(Stored records)

* * * * * * * * *

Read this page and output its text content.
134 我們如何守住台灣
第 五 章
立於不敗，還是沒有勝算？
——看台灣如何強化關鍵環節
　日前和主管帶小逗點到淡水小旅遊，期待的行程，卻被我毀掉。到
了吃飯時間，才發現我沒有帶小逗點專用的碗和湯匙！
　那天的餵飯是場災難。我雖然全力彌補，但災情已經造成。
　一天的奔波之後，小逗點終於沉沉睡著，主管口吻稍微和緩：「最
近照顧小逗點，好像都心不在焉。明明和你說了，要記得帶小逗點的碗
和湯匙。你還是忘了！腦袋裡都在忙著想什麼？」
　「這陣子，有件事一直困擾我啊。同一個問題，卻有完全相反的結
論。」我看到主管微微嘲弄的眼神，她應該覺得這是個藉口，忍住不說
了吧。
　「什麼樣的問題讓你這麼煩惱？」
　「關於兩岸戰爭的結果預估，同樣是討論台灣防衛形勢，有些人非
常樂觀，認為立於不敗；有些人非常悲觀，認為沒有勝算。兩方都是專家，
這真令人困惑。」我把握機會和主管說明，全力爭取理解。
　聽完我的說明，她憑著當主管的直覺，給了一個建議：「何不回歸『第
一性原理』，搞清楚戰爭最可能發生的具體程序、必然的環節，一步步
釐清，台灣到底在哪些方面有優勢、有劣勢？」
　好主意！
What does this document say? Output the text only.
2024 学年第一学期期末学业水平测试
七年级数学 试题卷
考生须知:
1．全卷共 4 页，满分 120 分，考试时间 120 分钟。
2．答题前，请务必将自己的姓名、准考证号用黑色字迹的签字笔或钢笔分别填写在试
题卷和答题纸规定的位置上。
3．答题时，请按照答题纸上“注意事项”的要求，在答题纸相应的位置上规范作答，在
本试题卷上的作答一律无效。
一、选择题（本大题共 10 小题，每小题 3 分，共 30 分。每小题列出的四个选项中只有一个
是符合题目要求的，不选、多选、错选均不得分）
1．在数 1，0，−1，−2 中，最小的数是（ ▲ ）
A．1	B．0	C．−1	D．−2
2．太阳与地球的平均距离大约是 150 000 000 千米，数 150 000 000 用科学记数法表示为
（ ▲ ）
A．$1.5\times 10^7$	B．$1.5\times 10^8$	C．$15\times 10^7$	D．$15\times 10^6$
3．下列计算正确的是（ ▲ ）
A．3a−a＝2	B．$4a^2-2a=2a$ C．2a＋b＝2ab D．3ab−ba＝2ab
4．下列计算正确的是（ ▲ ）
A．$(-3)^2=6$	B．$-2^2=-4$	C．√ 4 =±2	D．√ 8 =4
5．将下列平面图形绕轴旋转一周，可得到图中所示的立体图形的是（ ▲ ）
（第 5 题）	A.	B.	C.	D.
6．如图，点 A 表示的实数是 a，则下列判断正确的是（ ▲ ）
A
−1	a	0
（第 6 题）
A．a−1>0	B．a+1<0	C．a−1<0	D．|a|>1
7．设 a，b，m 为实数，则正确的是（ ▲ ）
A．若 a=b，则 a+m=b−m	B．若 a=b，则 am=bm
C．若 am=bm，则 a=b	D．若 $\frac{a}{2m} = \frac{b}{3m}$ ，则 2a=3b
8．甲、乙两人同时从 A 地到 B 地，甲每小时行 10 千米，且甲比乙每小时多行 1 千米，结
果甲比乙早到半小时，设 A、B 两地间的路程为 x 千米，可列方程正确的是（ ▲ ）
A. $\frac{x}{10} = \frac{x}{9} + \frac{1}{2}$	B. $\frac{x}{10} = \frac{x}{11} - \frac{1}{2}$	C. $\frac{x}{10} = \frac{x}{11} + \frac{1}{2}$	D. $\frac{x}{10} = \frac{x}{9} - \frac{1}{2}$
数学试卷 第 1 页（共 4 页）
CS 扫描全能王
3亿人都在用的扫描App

* * * * * * * * *

# EXERCISE PROMPT:
Copy in full each line that holds the word "this".

# CORRECT RESULT:
Read this page and output its text content.
What does this document say? Output the text only.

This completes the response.